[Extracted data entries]

# # # #

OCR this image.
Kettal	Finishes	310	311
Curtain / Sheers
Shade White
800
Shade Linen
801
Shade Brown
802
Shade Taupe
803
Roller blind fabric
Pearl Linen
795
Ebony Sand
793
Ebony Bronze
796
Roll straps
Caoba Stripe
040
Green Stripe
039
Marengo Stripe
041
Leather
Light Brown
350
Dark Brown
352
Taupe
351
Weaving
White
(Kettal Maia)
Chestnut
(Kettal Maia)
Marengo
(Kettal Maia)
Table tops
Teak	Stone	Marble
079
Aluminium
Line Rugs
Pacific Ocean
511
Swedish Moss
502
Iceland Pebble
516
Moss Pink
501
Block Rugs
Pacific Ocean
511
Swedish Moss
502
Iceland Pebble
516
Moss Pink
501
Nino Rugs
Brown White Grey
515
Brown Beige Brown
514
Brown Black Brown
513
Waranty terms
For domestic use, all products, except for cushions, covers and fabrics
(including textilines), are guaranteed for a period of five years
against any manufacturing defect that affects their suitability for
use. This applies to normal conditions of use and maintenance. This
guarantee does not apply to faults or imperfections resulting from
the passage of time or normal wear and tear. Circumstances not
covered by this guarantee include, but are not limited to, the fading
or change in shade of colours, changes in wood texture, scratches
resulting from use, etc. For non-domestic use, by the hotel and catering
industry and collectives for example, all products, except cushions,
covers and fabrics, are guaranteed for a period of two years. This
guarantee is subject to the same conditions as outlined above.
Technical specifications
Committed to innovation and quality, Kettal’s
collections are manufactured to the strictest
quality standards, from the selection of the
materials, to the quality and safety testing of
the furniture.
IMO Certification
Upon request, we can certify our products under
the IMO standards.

# # # #

Written request. Among the entries above, how many lines hold the string "resulting"? Give the number by itself.

Output of the task. 2